Raw records.
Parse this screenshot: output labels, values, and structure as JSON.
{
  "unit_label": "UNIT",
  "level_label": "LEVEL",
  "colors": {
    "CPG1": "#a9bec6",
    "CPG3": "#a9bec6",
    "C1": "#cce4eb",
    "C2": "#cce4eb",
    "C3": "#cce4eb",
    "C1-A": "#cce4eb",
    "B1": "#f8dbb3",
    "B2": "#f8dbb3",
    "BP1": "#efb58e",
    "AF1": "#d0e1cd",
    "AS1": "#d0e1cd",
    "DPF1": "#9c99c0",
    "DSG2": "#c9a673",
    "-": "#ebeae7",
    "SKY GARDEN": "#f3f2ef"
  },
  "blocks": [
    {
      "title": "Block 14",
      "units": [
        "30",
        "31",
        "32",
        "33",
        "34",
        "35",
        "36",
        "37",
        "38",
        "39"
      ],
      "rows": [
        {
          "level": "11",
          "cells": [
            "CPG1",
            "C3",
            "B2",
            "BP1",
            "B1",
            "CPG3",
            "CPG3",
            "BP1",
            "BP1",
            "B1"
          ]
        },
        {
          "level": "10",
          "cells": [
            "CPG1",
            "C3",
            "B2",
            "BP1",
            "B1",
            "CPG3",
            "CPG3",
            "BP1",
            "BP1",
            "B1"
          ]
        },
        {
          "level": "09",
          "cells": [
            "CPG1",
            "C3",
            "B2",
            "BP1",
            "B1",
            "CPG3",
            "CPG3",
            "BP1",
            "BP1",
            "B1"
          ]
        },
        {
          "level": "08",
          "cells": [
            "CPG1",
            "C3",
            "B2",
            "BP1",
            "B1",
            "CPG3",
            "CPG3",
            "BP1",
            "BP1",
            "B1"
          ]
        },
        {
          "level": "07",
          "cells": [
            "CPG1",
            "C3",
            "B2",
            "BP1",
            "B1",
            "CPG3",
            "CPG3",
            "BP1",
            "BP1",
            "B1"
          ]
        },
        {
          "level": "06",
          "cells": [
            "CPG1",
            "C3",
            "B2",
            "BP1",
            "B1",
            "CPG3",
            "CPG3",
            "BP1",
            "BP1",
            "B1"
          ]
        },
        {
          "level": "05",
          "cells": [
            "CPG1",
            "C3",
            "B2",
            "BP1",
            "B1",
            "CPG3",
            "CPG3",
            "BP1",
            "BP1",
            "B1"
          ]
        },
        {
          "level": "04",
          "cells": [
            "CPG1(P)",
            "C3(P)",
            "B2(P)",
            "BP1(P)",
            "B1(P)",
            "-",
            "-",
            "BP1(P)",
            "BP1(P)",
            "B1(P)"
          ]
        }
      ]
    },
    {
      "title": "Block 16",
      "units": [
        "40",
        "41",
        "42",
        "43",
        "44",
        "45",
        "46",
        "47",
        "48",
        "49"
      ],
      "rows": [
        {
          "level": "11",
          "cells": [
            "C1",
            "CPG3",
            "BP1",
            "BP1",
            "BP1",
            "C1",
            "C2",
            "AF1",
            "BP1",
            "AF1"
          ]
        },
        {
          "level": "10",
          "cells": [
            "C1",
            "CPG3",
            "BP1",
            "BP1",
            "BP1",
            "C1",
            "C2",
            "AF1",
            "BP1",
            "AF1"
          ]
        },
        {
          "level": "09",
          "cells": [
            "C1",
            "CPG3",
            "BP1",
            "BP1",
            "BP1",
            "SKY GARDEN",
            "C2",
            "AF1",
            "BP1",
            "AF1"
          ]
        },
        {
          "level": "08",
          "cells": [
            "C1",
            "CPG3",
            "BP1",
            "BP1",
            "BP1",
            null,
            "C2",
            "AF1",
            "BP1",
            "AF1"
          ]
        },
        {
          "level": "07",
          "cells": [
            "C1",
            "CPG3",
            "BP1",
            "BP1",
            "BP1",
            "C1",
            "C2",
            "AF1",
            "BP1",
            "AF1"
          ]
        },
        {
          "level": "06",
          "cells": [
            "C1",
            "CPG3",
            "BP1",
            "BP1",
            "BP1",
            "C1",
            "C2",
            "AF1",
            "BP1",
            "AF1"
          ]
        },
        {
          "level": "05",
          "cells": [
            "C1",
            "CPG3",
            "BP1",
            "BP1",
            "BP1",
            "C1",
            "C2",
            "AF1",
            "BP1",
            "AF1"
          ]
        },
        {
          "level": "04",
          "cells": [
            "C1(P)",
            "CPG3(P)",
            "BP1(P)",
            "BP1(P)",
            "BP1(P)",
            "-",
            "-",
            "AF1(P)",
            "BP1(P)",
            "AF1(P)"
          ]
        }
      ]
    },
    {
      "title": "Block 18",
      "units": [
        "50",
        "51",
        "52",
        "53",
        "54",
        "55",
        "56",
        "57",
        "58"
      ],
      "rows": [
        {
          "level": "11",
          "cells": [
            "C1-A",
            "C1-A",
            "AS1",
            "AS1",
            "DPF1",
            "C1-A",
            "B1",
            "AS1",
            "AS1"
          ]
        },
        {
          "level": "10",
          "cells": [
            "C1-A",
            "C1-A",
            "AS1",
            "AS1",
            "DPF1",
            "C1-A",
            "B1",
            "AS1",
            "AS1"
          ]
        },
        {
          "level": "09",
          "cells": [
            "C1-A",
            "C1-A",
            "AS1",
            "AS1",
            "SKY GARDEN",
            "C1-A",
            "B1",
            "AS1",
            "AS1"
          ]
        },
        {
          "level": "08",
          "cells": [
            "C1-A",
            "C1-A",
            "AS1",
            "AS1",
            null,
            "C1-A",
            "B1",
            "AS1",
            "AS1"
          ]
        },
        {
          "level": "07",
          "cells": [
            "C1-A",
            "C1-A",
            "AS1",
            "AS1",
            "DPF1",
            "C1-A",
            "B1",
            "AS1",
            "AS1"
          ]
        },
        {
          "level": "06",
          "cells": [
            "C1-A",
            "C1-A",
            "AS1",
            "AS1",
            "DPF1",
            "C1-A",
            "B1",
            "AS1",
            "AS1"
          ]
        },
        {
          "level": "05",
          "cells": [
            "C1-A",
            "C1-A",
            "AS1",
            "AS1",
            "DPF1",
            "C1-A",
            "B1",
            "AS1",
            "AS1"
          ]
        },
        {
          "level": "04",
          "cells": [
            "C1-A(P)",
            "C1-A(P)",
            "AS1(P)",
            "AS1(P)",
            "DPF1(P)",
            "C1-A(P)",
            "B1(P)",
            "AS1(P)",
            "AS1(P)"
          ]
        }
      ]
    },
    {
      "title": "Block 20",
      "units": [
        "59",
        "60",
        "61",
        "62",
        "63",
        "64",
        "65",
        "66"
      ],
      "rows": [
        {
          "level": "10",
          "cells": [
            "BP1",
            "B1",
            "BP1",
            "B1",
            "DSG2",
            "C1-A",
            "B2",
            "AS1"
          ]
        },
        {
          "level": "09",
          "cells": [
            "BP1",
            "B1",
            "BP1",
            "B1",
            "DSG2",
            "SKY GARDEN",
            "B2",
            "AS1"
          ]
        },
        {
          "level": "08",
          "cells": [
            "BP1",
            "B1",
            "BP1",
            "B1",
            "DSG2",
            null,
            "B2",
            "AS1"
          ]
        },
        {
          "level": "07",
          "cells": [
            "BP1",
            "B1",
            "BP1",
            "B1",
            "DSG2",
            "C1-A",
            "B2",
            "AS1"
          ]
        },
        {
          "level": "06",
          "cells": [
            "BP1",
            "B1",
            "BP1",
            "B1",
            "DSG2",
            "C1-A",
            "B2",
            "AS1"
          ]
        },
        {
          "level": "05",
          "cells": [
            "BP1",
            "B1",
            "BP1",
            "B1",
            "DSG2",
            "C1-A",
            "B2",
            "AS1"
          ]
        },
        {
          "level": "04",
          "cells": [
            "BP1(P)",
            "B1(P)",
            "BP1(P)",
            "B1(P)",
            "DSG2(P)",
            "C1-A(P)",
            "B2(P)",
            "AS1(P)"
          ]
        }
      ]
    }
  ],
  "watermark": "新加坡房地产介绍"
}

Problem to solve. Lines containing the word "title" are to be tallied; report only the total.

Result of this task. 4